AIM »
Reproduce the entire listing word for word.

Dataset records:
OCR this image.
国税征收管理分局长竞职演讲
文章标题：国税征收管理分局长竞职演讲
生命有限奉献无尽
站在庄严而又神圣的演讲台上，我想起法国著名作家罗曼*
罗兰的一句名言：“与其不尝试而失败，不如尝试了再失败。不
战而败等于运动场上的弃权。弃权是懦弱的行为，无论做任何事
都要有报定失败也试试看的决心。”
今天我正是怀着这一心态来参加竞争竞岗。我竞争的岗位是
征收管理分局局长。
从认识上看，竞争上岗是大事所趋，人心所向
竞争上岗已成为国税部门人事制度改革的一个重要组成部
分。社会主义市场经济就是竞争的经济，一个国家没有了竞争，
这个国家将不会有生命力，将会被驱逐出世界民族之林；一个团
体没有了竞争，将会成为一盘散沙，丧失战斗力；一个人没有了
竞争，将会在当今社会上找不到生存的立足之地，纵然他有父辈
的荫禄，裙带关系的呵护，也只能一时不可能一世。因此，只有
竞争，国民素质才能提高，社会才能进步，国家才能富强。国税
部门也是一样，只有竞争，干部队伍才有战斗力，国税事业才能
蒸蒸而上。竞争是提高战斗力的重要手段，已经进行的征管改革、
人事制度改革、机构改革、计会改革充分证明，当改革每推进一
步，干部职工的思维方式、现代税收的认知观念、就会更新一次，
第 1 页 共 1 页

FINAL RESULT »
OCR this image.
国税征收管理分局长竞职演讲
文章标题：国税征收管理分局长竞职演讲
生命有限奉献无尽
站在庄严而又神圣的演讲台上，我想起法国著名作家罗曼*
罗兰的一句名言：“与其不尝试而失败，不如尝试了再失败。不
战而败等于运动场上的弃权。弃权是懦弱的行为，无论做任何事
都要有报定失败也试试看的决心。”
今天我正是怀着这一心态来参加竞争竞岗。我竞争的岗位是
征收管理分局局长。
从认识上看，竞争上岗是大事所趋，人心所向
竞争上岗已成为国税部门人事制度改革的一个重要组成部
分。社会主义市场经济就是竞争的经济，一个国家没有了竞争，
这个国家将不会有生命力，将会被驱逐出世界民族之林；一个团
体没有了竞争，将会成为一盘散沙，丧失战斗力；一个人没有了
竞争，将会在当今社会上找不到生存的立足之地，纵然他有父辈
的荫禄，裙带关系的呵护，也只能一时不可能一世。因此，只有
竞争，国民素质才能提高，社会才能进步，国家才能富强。国税
部门也是一样，只有竞争，干部队伍才有战斗力，国税事业才能
蒸蒸而上。竞争是提高战斗力的重要手段，已经进行的征管改革、
人事制度改革、机构改革、计会改革充分证明，当改革每推进一
步，干部职工的思维方式、现代税收的认知观念、就会更新一次，
第 1 页 共 1 页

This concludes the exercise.